§ **Task description**
Show every line of the data below that includes the word "communicable".
^^^^
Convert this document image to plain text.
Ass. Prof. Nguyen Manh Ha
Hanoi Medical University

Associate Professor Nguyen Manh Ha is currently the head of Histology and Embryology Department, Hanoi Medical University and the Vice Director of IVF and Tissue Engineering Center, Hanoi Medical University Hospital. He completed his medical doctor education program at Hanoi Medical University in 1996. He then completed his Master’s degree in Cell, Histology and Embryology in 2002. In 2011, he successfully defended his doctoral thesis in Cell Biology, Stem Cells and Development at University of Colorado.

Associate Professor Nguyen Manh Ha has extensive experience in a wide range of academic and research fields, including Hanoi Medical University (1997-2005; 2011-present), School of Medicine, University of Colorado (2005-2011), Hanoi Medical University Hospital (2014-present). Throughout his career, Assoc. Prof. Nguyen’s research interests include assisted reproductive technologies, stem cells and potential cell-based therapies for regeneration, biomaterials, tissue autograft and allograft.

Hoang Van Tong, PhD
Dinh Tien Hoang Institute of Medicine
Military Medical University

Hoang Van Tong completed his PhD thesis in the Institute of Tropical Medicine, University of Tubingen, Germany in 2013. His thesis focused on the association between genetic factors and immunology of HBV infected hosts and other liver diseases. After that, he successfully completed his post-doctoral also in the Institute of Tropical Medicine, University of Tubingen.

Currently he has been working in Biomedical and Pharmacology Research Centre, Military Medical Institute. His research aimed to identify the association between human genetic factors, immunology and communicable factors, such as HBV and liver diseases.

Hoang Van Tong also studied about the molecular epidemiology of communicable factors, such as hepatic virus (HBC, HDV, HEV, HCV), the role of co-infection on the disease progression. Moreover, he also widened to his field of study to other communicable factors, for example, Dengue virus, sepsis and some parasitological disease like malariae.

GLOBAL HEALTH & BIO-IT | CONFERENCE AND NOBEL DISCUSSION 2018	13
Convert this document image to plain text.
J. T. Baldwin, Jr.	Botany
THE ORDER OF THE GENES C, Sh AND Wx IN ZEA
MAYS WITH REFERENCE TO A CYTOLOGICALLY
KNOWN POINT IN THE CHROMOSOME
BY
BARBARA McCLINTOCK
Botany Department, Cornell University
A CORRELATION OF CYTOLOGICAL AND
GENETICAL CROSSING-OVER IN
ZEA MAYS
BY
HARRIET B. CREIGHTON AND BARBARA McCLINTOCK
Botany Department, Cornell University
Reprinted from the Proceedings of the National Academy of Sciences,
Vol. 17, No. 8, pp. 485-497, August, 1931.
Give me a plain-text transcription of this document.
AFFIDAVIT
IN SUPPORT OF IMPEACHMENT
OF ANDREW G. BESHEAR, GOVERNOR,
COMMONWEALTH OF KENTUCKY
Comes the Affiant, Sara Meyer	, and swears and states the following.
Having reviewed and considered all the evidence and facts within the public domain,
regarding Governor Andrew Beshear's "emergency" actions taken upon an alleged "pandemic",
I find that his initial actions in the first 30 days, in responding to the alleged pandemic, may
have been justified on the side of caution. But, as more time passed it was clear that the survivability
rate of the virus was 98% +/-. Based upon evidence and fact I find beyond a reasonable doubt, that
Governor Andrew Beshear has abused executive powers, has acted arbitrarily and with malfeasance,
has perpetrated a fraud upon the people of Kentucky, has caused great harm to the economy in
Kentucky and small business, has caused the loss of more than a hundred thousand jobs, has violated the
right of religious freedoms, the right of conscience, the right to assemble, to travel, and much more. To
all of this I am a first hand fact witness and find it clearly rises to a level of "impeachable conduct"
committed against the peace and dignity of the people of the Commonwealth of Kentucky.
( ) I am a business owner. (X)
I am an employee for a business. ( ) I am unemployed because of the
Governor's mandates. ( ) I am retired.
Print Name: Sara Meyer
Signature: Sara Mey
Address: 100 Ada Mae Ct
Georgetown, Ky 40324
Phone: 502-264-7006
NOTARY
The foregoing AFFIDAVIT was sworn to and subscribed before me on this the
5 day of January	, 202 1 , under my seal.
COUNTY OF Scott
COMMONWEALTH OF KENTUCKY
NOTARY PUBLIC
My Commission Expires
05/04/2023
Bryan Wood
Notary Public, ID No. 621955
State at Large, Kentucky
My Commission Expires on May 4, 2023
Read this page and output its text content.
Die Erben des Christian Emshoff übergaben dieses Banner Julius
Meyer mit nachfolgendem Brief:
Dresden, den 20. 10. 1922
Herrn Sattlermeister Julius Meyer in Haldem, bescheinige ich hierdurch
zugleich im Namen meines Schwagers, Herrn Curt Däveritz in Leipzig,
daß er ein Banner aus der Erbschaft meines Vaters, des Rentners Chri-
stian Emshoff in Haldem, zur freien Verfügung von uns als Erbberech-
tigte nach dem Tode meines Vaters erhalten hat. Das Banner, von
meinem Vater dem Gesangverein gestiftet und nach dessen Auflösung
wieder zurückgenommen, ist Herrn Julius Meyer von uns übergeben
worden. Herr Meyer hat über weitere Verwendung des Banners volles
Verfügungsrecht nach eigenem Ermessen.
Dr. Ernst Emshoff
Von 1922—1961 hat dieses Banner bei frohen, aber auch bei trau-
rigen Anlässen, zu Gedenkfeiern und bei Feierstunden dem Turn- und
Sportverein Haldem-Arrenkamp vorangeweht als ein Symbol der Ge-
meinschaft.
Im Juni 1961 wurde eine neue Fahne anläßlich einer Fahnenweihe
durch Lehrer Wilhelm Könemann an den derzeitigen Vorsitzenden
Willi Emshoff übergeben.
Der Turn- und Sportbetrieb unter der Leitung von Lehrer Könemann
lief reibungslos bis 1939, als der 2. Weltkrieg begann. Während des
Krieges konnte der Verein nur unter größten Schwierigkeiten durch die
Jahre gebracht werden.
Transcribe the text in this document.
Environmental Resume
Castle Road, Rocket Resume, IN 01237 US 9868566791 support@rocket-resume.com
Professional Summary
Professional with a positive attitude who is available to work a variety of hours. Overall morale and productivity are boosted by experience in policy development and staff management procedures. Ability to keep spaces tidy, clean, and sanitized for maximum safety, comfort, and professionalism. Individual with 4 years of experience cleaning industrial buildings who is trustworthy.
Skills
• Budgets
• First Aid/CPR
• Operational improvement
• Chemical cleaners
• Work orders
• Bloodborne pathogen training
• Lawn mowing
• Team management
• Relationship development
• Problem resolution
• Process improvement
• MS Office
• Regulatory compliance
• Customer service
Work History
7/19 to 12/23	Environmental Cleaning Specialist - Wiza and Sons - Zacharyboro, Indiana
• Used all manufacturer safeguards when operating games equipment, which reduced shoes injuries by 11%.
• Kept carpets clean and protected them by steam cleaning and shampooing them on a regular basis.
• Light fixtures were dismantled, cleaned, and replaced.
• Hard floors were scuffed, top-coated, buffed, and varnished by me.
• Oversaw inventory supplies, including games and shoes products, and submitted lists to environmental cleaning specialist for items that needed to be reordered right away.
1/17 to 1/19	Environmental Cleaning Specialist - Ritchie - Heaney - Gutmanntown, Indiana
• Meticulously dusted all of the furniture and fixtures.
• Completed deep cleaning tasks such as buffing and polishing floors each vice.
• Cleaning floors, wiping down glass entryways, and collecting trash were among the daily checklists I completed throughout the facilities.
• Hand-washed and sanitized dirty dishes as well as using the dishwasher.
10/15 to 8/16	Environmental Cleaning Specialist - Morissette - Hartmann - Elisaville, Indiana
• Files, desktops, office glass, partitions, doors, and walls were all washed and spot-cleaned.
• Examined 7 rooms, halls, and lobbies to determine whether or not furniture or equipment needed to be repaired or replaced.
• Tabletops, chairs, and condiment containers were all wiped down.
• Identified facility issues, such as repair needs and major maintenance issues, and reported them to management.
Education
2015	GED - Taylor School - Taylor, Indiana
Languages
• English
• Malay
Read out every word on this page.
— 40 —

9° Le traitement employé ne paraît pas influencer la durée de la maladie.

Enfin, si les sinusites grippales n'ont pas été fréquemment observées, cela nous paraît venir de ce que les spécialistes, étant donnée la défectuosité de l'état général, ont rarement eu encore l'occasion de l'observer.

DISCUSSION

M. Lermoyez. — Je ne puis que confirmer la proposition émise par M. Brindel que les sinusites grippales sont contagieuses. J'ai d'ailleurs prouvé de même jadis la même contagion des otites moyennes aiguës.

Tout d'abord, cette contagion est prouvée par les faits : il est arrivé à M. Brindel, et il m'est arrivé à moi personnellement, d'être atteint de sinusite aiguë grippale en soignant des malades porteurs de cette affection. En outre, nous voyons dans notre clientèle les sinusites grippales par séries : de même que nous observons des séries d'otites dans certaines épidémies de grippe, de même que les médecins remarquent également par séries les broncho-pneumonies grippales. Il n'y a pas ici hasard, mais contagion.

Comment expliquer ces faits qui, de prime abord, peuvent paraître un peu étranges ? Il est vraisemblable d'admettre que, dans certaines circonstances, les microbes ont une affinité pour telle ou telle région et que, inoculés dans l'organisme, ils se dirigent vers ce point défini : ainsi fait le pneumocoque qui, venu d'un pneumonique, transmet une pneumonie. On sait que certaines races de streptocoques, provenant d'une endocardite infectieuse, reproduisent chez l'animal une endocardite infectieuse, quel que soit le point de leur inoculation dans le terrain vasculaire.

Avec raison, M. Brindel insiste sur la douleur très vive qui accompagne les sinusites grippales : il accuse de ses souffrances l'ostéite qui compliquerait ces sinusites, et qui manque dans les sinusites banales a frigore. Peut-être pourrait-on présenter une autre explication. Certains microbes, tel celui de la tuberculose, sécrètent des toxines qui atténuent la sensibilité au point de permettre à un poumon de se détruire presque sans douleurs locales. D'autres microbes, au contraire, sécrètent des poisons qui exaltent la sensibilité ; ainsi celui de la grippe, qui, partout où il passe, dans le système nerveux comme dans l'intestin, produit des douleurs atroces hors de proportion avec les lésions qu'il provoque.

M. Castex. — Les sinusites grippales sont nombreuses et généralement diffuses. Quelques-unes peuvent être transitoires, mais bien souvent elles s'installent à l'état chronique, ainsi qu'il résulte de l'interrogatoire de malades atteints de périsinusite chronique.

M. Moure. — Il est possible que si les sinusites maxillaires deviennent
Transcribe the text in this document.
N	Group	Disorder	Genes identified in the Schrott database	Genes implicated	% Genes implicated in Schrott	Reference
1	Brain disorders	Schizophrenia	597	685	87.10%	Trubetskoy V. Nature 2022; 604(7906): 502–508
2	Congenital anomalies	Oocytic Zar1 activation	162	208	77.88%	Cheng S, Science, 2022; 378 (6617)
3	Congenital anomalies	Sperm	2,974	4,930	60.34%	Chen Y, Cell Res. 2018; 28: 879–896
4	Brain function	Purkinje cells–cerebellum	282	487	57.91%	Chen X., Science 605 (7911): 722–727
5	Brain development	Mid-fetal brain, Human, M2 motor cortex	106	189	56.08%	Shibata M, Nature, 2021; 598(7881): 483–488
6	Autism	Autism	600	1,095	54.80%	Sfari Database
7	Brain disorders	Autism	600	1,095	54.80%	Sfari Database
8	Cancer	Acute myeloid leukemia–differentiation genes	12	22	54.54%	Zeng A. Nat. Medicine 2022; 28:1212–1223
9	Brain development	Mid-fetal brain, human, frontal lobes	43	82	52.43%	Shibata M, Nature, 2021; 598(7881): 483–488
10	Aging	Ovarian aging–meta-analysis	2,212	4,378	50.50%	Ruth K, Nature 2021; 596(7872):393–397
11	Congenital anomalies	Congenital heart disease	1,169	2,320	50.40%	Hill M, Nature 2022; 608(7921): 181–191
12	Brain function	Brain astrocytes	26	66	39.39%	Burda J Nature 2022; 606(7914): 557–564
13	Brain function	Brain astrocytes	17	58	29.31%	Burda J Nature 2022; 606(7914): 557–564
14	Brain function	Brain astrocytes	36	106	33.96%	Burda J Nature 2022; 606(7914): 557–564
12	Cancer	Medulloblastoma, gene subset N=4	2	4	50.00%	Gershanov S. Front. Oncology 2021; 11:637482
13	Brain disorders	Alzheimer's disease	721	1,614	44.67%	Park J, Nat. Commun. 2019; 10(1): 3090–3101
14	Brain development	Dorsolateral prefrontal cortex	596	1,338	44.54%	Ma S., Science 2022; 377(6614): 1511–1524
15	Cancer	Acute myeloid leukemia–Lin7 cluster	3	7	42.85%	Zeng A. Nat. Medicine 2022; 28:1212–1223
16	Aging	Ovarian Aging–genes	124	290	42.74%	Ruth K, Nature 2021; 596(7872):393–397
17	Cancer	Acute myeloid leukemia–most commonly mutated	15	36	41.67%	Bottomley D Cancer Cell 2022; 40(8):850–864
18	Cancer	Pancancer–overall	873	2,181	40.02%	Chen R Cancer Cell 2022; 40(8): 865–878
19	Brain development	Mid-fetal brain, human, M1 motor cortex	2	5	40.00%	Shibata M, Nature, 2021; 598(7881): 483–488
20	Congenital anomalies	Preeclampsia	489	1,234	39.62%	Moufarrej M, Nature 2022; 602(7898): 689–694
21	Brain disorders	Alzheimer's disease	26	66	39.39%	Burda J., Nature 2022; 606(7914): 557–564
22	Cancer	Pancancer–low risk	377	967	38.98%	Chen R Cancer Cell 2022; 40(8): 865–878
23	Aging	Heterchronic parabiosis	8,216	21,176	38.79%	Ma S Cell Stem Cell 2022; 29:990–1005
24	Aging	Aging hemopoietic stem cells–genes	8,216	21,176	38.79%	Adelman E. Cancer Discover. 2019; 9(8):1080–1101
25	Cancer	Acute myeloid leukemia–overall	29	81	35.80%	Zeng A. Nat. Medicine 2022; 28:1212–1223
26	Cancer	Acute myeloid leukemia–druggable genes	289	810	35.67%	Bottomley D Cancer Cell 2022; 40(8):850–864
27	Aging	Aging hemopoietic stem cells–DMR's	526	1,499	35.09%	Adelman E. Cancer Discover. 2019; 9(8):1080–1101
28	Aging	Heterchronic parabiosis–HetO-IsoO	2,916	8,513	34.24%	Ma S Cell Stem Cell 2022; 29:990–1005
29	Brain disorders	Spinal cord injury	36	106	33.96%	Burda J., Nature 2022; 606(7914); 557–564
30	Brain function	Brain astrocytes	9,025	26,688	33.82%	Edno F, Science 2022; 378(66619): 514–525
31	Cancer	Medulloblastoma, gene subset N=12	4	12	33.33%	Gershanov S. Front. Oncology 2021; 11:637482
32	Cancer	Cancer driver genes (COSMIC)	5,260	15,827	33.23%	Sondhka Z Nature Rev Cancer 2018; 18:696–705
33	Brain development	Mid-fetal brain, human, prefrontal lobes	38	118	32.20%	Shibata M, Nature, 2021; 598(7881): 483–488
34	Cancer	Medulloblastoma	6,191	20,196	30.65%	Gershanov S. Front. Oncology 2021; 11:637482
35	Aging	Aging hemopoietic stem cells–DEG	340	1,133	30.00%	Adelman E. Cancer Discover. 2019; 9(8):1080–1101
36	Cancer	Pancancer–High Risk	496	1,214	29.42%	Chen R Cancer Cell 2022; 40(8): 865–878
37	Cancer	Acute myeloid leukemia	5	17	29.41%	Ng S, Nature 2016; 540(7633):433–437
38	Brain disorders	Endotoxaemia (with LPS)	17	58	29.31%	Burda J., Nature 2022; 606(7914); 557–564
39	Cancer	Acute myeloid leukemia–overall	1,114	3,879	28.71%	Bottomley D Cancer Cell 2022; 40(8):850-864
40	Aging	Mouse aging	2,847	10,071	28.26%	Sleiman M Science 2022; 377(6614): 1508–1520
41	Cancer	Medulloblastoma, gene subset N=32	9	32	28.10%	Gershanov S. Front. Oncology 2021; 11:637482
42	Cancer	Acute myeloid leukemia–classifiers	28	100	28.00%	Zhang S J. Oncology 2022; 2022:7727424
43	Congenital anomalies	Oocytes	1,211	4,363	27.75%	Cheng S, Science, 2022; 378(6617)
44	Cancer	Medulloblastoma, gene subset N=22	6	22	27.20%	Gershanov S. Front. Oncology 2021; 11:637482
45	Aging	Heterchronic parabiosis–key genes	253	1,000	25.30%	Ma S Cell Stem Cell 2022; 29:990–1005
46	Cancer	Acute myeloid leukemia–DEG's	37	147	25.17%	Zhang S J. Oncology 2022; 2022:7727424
^^^^
§ **Response box**
Currently he has been working in Biomedical and Pharmacology Research Centre, Military Medical Institute. His research aimed to identify the association between human genetic factors, immunology and communicable factors, such as HBV and liver diseases.
Hoang Van Tong also studied about the molecular epidemiology of communicable factors, such as hepatic virus (HBC, HDV, HEV, HCV), the role of co-infection on the disease progression. Moreover, he also widened to his field of study to other communicable factors, for example, Dengue virus, sepsis and some parasitological disease like malariae.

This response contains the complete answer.